What to work on:
Determine which lines contain the word "Montseny", then copy those lines.

Data records:
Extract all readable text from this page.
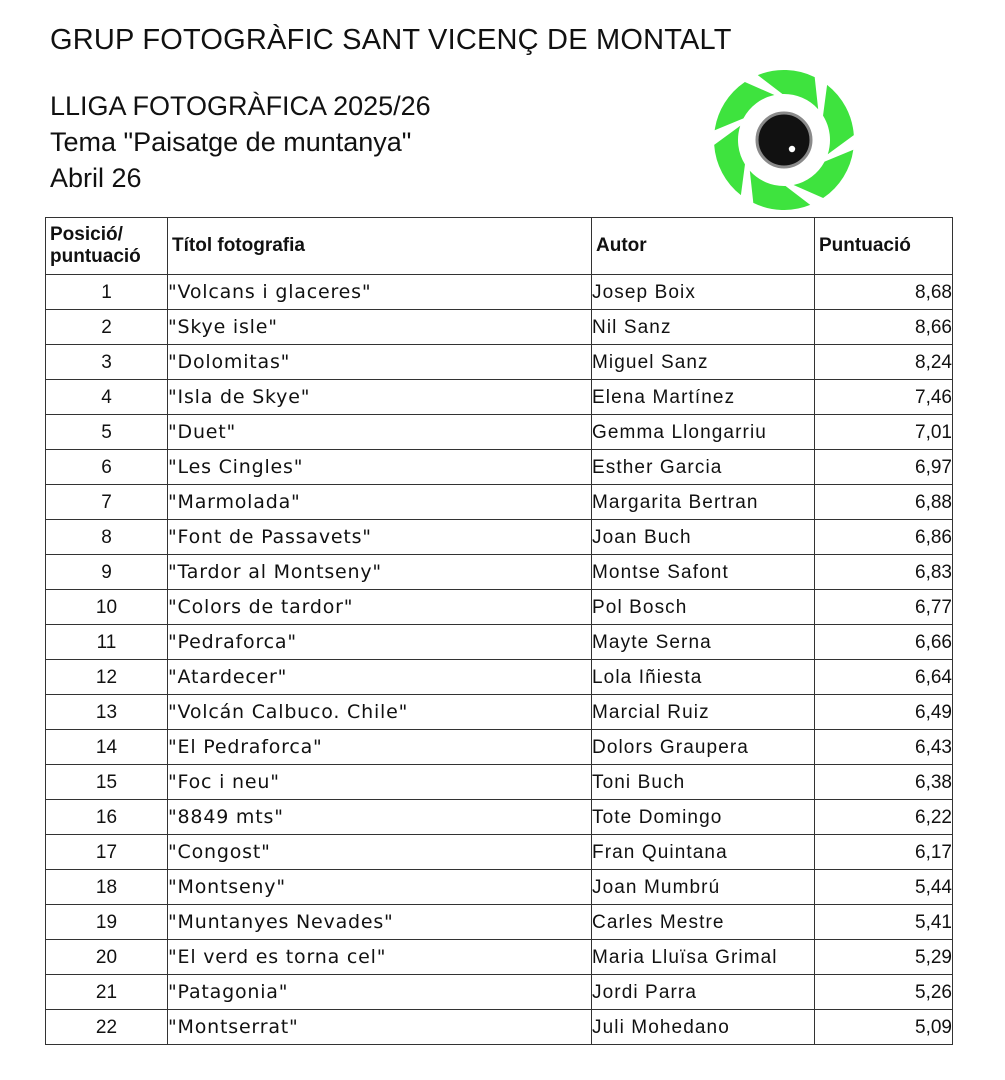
GRUP FOTOGRÀFIC SANT VICENÇ DE MONTALT
LLIGA FOTOGRÀFICA 2025/26
Tema "Paisatge de muntanya"
Abril 26
Posició/ puntuació	Títol fotografia	Autor	Puntuació
1	"Volcans i glaceres"	Josep Boix	8,68
2	"Skye isle"	Nil Sanz	8,66
3	"Dolomitas"	Miguel Sanz	8,24
4	"Isla de Skye"	Elena Martínez	7,46
5	"Duet"	Gemma Llongarriu	7,01
6	"Les Cingles"	Esther Garcia	6,97
7	"Marmolada"	Margarita Bertran	6,88
8	"Font de Passavets"	Joan Buch	6,86
9	"Tardor al Montseny"	Montse Safont	6,83
10	"Colors de tardor"	Pol Bosch	6,77
11	"Pedraforca"	Mayte Serna	6,66
12	"Atardecer"	Lola Iñiesta	6,64
13	"Volcán Calbuco. Chile"	Marcial Ruiz	6,49
14	"El Pedraforca"	Dolors Graupera	6,43
15	"Foc i neu"	Toni Buch	6,38
16	"8849 mts"	Tote Domingo	6,22
17	"Congost"	Fran Quintana	6,17
18	"Montseny"	Joan Mumbrú	5,44
19	"Muntanyes Nevades"	Carles Mestre	5,41
20	"El verd es torna cel"	Maria Lluïsa Grimal	5,29
21	"Patagonia"	Jordi Parra	5,26
22	"Montserrat"	Juli Mohedano	5,09
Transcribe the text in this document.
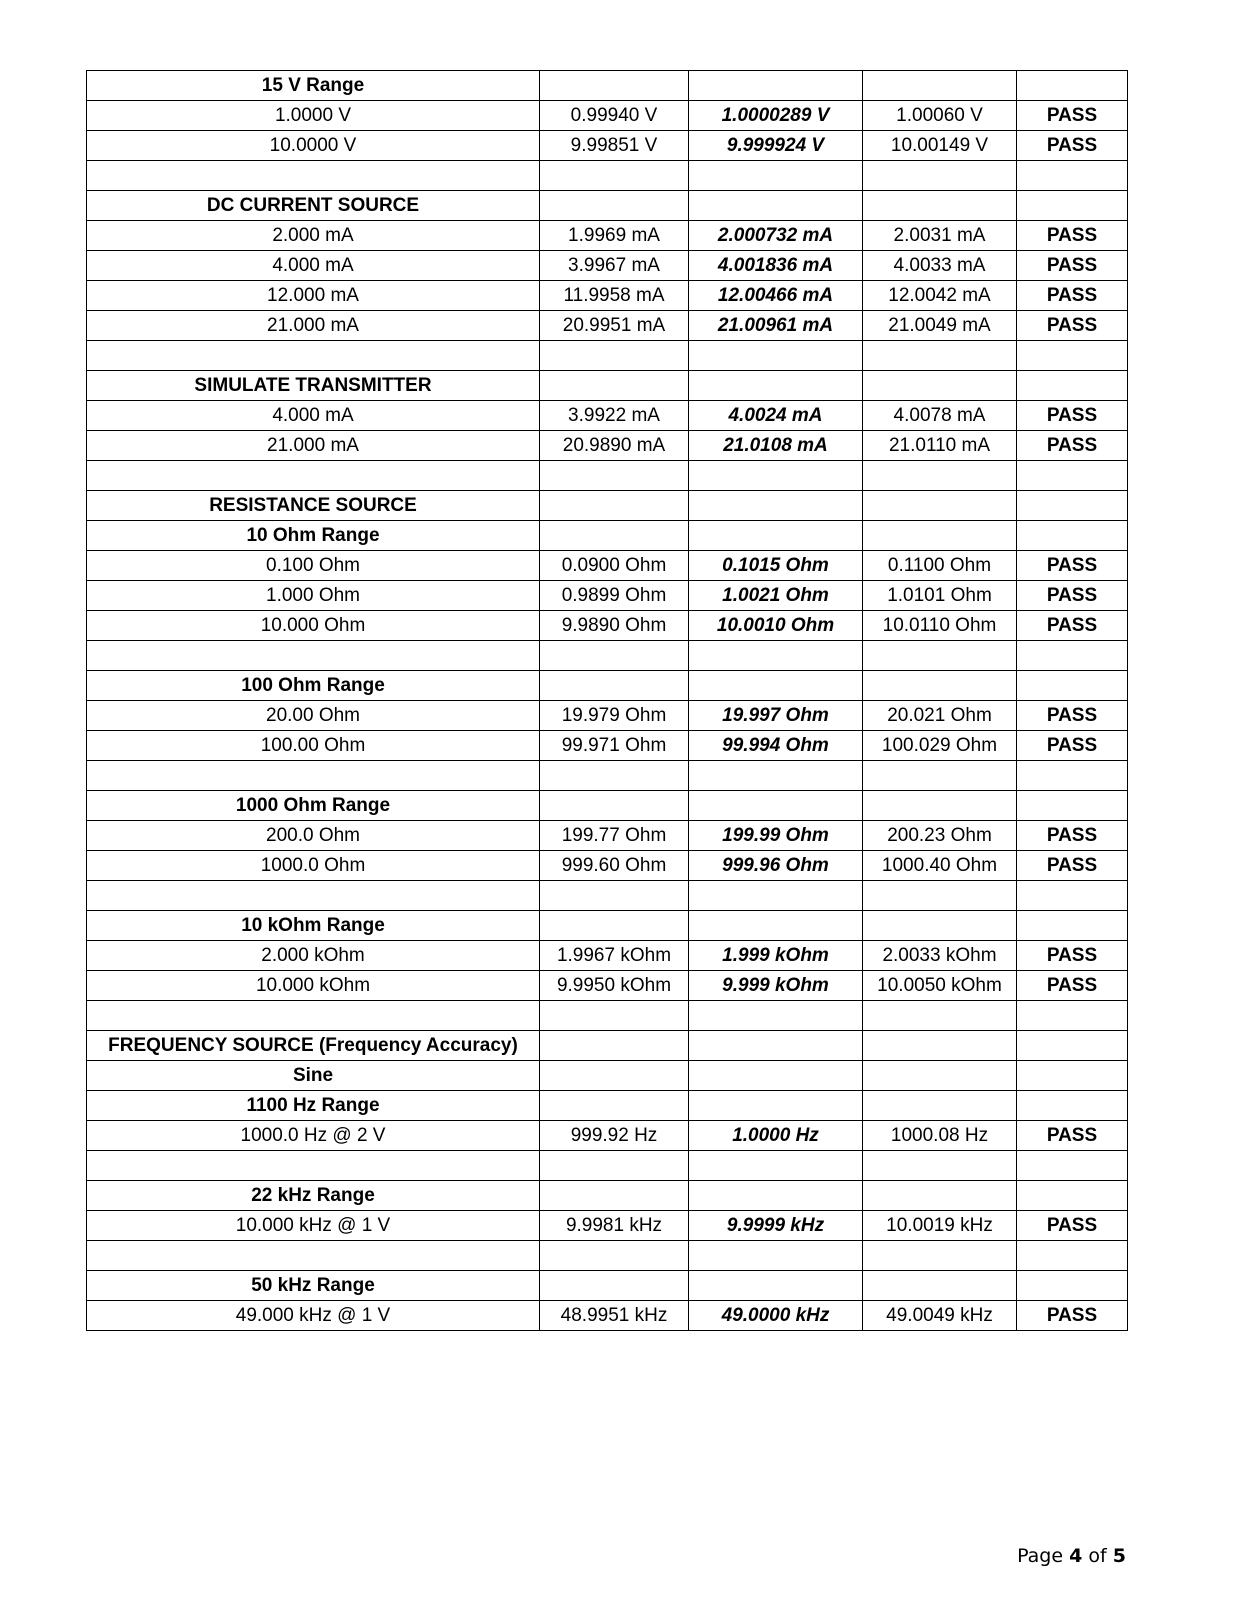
15 V Range				
1.0000 V	0.99940 V	1.0000289 V	1.00060 V	PASS
10.0000 V	9.99851 V	9.999924 V	10.00149 V	PASS

DC CURRENT SOURCE				
2.000 mA	1.9969 mA	2.000732 mA	2.0031 mA	PASS
4.000 mA	3.9967 mA	4.001836 mA	4.0033 mA	PASS
12.000 mA	11.9958 mA	12.00466 mA	12.0042 mA	PASS
21.000 mA	20.9951 mA	21.00961 mA	21.0049 mA	PASS

SIMULATE TRANSMITTER				
4.000 mA	3.9922 mA	4.0024 mA	4.0078 mA	PASS
21.000 mA	20.9890 mA	21.0108 mA	21.0110 mA	PASS

RESISTANCE SOURCE				
10 Ohm Range				
0.100 Ohm	0.0900 Ohm	0.1015 Ohm	0.1100 Ohm	PASS
1.000 Ohm	0.9899 Ohm	1.0021 Ohm	1.0101 Ohm	PASS
10.000 Ohm	9.9890 Ohm	10.0010 Ohm	10.0110 Ohm	PASS

100 Ohm Range				
20.00 Ohm	19.979 Ohm	19.997 Ohm	20.021 Ohm	PASS
100.00 Ohm	99.971 Ohm	99.994 Ohm	100.029 Ohm	PASS

1000 Ohm Range				
200.0 Ohm	199.77 Ohm	199.99 Ohm	200.23 Ohm	PASS
1000.0 Ohm	999.60 Ohm	999.96 Ohm	1000.40 Ohm	PASS

10 kOhm Range				
2.000 kOhm	1.9967 kOhm	1.999 kOhm	2.0033 kOhm	PASS
10.000 kOhm	9.9950 kOhm	9.999 kOhm	10.0050 kOhm	PASS

FREQUENCY SOURCE (Frequency Accuracy)				
Sine				
1100 Hz Range				
1000.0 Hz @ 2 V	999.92 Hz	1.0000 Hz	1000.08 Hz	PASS

22 kHz Range				
10.000 kHz @ 1 V	9.9981 kHz	9.9999 kHz	10.0019 kHz	PASS

50 kHz Range				
49.000 kHz @ 1 V	48.9951 kHz	49.0000 kHz	49.0049 kHz	PASS
Page 4 of 5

Result of this task:
9	"Tardor al Montseny"	Montse Safont	6,83
18	"Montseny"	Joan Mumbrú	5,44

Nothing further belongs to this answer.